# [What the exercise asks]
Below are some entries. Work out how many of their lines hold the word "icon", and write that number alone.

▬▬▬

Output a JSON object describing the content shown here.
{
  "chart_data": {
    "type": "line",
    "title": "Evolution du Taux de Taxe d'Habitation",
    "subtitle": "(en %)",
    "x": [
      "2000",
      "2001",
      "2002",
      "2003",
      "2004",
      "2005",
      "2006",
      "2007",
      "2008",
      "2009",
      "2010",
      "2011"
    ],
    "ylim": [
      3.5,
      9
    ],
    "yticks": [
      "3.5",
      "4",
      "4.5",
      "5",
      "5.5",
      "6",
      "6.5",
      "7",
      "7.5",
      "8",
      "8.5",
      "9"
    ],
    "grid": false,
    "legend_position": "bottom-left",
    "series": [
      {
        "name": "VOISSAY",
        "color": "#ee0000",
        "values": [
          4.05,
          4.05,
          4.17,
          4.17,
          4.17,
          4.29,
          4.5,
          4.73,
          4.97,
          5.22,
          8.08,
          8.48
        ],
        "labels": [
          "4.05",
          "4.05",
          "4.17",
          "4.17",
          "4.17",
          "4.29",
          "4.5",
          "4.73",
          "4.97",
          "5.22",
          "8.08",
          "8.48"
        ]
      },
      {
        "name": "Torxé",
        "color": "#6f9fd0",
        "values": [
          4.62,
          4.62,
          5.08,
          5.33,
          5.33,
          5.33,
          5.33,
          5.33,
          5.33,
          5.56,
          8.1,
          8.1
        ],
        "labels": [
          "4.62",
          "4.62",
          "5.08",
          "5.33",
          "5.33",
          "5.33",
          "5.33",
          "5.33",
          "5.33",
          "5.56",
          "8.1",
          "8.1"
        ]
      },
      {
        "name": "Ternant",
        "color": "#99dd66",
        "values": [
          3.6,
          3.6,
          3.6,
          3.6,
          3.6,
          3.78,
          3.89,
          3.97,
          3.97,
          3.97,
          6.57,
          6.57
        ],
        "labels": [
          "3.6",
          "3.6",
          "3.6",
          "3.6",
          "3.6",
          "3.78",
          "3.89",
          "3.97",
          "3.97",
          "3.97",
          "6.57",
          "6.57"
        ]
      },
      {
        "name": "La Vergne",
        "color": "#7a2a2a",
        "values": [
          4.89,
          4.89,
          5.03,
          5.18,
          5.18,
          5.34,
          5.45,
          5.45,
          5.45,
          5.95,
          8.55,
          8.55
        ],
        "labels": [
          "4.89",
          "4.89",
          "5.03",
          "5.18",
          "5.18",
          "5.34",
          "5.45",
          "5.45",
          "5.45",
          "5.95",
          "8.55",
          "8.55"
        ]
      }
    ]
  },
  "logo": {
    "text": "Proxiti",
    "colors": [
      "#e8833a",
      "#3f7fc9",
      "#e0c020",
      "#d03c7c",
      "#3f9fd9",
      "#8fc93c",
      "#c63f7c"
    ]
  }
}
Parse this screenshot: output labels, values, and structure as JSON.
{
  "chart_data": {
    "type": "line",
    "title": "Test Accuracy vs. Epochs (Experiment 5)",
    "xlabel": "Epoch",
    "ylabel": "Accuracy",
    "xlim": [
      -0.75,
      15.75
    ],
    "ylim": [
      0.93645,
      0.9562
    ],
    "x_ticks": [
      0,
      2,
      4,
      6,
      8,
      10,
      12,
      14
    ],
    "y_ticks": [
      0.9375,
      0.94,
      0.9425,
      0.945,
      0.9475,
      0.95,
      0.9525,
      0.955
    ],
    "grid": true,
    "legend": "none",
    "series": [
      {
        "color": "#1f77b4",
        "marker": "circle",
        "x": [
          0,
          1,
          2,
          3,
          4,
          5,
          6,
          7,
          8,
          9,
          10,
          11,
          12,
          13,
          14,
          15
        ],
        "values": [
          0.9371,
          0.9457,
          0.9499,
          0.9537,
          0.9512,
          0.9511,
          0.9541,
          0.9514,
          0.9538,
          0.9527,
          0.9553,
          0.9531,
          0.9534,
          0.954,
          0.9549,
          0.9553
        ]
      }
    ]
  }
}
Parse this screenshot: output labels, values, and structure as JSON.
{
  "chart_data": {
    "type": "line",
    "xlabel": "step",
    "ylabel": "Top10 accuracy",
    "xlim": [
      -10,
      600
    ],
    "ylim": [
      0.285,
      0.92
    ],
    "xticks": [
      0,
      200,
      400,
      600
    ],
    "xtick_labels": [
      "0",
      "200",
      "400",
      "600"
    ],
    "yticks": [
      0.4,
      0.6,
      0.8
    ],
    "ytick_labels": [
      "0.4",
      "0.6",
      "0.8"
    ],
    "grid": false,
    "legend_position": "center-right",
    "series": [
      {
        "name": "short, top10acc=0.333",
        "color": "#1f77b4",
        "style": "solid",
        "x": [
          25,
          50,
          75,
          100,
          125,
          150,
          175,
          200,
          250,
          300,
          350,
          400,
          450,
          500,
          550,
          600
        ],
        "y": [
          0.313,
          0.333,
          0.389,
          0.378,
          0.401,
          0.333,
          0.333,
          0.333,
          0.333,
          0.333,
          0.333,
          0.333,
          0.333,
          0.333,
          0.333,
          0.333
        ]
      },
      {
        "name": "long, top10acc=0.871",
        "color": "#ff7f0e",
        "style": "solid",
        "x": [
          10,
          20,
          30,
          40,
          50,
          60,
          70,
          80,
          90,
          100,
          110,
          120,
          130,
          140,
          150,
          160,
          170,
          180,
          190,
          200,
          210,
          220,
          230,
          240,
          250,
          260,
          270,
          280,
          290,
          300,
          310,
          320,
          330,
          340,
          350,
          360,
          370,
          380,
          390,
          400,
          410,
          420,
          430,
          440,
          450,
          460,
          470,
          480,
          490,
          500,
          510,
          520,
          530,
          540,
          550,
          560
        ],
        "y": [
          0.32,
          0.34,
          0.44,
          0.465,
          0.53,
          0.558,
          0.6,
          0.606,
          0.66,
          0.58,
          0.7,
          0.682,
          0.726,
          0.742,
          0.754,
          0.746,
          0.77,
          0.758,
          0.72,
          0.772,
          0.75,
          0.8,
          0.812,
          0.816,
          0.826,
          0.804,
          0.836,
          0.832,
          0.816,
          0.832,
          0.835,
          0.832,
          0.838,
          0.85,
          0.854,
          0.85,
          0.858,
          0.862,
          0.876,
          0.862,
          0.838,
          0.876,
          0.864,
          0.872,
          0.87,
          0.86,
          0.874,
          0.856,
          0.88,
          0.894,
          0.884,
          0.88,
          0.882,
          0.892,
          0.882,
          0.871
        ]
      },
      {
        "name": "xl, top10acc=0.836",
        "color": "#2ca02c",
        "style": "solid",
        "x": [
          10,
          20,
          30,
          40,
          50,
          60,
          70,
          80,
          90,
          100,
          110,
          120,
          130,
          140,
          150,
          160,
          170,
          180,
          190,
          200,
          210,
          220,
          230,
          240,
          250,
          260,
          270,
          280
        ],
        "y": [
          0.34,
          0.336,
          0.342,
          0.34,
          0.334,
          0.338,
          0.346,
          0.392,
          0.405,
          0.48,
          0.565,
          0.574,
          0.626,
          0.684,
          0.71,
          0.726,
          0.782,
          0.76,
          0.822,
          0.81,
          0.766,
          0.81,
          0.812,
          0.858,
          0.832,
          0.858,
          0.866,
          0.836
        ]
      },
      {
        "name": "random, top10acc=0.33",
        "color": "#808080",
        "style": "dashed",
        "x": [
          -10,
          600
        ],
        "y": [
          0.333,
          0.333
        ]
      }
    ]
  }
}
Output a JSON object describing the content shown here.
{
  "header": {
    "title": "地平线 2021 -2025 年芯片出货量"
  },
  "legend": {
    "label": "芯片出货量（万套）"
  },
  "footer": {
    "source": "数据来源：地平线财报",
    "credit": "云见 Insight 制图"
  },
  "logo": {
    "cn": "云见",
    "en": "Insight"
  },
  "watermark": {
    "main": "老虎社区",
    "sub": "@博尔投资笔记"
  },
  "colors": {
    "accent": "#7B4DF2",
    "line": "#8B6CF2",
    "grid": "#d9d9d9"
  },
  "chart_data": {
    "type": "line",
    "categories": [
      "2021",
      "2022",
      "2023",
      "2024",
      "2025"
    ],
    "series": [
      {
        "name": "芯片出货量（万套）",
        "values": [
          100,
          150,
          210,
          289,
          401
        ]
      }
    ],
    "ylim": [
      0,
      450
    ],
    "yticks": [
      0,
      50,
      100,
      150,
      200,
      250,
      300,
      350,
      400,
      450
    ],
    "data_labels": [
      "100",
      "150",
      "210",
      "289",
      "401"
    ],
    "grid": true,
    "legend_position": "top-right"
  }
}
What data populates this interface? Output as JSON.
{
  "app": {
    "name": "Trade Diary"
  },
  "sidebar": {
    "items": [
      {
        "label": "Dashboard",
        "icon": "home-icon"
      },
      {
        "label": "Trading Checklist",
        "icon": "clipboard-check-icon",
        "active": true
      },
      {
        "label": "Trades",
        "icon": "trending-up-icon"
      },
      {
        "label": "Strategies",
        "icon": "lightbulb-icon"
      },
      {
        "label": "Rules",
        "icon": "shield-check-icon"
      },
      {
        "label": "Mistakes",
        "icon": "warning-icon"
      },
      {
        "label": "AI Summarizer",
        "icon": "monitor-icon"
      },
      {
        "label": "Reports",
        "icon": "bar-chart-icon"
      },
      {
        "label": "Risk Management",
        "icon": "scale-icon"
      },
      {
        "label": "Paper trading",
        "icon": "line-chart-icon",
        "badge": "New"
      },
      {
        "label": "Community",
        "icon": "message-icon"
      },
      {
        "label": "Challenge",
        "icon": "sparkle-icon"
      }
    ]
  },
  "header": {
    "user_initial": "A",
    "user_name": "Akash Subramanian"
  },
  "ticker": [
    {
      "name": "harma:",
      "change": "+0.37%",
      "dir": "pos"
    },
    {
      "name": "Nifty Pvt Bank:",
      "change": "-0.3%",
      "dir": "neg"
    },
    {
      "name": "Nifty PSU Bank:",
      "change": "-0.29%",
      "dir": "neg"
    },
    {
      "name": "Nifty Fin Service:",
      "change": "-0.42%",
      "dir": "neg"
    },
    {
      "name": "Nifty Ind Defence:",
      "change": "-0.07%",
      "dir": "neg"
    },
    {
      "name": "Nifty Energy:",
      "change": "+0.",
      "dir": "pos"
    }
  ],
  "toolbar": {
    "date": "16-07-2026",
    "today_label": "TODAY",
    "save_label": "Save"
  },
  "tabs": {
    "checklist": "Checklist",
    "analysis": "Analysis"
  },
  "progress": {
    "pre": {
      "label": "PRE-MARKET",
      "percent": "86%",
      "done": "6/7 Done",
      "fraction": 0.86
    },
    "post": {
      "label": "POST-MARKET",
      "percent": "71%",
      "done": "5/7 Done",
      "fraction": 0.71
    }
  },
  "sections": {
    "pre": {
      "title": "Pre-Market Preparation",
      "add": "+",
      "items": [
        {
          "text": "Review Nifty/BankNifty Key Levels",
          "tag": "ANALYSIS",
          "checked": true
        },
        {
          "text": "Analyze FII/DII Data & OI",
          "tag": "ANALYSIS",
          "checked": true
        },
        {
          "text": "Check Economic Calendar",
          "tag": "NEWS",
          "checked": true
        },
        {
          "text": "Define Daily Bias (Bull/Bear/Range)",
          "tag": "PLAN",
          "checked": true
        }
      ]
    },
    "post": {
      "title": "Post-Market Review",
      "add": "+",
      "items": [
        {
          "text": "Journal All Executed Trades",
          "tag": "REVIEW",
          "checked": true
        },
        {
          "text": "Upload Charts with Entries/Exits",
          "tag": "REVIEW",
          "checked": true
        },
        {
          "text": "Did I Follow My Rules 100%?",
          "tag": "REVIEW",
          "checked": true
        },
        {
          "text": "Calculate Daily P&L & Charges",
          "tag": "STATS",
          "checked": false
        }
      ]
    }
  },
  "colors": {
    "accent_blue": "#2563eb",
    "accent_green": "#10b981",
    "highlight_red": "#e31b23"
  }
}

▬▬▬

# [Output]
12